▶ [Exercise aim] Pull every line holding the string "name" from the records below.

— BEGIN Records —

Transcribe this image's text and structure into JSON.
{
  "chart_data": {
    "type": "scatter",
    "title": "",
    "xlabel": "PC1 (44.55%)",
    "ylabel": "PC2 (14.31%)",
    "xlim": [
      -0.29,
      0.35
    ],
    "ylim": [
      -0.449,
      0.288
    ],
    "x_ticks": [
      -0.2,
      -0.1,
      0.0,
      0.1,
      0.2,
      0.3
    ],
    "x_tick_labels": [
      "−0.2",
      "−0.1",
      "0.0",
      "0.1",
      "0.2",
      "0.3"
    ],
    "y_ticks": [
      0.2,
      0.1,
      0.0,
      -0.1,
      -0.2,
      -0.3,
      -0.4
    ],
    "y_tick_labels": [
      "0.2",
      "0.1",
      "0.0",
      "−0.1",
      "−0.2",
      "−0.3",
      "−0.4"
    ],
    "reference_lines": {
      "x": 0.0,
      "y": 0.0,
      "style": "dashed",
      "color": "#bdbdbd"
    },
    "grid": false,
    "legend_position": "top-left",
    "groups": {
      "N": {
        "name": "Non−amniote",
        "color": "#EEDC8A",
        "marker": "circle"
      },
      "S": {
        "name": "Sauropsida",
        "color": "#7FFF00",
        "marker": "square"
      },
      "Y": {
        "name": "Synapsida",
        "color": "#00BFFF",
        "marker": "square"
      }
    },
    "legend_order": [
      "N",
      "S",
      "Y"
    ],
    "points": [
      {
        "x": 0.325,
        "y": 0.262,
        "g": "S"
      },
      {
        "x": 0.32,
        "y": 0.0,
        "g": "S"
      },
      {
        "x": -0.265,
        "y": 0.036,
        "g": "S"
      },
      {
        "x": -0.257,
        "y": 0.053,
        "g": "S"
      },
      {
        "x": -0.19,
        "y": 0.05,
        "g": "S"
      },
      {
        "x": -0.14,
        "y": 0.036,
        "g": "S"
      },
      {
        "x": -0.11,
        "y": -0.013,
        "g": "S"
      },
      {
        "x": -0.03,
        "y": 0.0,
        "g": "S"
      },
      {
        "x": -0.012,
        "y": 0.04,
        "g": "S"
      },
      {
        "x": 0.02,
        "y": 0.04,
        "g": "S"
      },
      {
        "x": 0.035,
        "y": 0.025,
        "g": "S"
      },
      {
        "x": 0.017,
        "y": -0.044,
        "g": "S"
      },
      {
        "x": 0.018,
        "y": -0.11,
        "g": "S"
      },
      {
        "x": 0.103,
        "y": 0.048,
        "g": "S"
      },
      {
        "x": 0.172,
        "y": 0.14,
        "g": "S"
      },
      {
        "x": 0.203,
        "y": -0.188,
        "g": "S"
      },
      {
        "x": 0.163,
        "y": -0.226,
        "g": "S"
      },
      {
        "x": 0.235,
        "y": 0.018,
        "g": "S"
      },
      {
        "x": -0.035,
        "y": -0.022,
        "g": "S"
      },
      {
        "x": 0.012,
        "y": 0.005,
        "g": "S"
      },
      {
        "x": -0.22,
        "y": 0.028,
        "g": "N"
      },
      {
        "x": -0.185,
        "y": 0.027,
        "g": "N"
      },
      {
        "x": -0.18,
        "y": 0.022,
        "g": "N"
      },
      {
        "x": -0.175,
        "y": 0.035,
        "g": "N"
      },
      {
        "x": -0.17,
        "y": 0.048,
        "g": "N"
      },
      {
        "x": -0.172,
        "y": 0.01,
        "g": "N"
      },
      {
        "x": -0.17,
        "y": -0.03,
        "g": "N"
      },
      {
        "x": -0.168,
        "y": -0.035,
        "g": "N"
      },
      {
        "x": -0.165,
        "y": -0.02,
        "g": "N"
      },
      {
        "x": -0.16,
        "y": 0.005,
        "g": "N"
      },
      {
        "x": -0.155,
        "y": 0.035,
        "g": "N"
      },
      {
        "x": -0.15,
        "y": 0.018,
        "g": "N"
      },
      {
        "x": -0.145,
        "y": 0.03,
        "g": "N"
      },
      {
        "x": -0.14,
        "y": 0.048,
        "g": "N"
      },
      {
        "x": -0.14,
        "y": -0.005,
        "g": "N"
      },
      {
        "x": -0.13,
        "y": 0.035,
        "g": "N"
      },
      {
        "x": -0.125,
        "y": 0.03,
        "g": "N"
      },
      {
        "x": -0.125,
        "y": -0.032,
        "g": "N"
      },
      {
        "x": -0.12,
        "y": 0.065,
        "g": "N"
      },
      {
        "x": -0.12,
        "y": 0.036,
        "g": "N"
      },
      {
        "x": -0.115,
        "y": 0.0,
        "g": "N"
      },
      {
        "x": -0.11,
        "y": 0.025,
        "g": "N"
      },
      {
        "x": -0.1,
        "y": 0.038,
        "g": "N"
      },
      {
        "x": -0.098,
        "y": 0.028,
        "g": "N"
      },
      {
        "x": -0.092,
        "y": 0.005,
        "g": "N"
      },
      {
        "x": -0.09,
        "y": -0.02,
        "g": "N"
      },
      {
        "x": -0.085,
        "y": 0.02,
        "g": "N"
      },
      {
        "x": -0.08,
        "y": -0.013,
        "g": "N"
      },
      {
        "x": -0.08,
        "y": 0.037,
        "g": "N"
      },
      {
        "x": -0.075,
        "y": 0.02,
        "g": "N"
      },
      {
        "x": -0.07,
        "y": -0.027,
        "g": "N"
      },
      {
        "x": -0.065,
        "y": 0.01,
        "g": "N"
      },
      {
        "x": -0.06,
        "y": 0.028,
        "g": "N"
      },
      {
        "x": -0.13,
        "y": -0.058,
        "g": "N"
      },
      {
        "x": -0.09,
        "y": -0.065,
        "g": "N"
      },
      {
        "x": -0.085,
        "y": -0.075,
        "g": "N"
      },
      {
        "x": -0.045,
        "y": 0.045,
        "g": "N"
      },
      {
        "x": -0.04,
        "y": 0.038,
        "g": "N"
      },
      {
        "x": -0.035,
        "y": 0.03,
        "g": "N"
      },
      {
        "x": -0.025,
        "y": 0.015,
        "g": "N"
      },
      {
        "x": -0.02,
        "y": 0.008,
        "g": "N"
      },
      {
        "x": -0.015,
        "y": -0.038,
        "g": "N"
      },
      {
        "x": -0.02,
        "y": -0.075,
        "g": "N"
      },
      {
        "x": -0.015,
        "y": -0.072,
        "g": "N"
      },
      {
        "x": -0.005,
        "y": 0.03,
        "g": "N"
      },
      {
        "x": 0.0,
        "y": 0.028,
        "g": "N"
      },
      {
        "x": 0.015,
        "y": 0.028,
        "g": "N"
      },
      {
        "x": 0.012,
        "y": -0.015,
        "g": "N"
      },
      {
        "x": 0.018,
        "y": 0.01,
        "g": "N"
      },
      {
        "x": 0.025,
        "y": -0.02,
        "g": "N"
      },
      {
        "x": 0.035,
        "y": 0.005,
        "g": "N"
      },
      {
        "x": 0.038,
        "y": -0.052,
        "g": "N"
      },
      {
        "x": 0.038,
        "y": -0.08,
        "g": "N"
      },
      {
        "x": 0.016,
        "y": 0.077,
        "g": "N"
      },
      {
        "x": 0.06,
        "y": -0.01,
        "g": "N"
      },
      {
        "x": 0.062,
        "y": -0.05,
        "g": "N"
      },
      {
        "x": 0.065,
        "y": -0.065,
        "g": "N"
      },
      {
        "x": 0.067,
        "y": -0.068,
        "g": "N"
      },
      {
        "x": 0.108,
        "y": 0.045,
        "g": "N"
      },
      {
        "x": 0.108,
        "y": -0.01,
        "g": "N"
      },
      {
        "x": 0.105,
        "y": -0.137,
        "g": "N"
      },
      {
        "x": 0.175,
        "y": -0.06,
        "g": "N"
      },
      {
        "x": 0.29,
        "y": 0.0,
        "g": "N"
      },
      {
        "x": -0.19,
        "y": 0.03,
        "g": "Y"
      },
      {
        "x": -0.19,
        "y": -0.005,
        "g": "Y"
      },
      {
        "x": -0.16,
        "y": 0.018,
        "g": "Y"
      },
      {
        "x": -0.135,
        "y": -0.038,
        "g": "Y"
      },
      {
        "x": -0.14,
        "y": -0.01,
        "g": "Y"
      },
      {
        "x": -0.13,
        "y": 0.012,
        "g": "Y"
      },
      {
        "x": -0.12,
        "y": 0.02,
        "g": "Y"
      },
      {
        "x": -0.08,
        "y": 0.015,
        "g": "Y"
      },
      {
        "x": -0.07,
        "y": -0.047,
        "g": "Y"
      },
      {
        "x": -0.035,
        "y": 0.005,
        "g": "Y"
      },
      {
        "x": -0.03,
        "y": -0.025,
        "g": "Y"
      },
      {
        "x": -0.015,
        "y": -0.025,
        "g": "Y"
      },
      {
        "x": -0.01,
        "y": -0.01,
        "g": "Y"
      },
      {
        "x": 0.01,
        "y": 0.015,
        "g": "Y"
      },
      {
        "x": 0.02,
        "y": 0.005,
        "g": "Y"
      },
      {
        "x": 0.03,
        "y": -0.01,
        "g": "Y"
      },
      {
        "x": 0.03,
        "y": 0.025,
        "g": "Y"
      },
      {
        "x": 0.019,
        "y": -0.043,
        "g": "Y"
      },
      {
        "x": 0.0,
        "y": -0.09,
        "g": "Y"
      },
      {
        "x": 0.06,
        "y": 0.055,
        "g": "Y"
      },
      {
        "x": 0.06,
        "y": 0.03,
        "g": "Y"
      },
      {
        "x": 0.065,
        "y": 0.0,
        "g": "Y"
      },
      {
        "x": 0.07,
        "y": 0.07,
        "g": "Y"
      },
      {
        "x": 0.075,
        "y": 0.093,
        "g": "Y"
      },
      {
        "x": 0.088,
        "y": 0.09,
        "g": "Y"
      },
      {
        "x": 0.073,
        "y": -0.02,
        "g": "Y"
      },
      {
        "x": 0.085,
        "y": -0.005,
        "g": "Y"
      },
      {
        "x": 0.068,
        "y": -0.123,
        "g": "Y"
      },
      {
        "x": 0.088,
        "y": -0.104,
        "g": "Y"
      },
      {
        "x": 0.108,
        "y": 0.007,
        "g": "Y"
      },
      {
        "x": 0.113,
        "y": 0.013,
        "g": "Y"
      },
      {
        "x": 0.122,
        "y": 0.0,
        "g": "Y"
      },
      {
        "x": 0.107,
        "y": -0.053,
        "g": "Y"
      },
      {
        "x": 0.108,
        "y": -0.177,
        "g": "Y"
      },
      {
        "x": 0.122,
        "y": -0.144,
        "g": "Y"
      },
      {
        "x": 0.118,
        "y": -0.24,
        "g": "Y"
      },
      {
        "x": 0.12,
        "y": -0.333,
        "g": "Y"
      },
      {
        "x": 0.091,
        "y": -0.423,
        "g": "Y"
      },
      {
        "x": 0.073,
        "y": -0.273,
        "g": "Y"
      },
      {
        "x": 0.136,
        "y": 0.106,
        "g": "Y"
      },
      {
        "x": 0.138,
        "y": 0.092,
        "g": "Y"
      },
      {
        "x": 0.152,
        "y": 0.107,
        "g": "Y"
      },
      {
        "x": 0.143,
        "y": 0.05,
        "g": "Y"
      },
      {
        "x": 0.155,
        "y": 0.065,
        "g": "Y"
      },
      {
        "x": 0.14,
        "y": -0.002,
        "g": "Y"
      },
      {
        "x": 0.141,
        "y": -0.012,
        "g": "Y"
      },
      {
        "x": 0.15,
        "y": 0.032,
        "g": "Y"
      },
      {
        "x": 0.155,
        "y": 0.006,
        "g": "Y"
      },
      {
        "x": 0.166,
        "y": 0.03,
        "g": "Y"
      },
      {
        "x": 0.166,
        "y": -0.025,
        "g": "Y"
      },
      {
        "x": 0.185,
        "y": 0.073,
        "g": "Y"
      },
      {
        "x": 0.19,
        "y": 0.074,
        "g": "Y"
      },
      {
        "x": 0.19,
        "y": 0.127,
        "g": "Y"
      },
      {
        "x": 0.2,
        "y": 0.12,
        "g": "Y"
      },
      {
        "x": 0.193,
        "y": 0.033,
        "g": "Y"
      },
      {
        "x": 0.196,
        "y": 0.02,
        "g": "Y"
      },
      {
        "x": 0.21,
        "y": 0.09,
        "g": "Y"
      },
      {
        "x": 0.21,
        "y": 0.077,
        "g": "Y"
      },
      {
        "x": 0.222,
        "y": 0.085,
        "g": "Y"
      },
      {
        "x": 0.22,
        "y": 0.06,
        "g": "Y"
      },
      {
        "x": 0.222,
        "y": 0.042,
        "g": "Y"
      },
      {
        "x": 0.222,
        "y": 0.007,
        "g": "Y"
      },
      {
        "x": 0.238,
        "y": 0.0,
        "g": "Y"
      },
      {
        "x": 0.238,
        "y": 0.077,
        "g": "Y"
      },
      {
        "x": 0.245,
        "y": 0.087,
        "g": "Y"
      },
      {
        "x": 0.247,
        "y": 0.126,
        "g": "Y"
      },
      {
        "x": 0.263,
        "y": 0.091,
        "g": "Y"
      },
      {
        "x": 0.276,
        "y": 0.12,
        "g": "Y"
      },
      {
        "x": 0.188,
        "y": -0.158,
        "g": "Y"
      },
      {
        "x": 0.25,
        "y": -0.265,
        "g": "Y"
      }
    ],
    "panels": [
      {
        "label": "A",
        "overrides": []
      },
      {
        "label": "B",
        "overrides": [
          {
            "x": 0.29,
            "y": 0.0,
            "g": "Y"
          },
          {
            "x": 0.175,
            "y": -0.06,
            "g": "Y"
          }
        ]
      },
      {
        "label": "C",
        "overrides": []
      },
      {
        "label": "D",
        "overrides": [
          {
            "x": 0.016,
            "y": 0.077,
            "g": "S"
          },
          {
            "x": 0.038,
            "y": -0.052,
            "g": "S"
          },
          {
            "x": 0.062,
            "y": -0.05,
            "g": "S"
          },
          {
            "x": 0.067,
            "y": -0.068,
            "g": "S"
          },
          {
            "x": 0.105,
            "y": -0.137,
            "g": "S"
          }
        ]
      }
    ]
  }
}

— END Records —

▶ [Complete response]
        "name": "Non−amniote",
        "name": "Sauropsida",
        "name": "Synapsida",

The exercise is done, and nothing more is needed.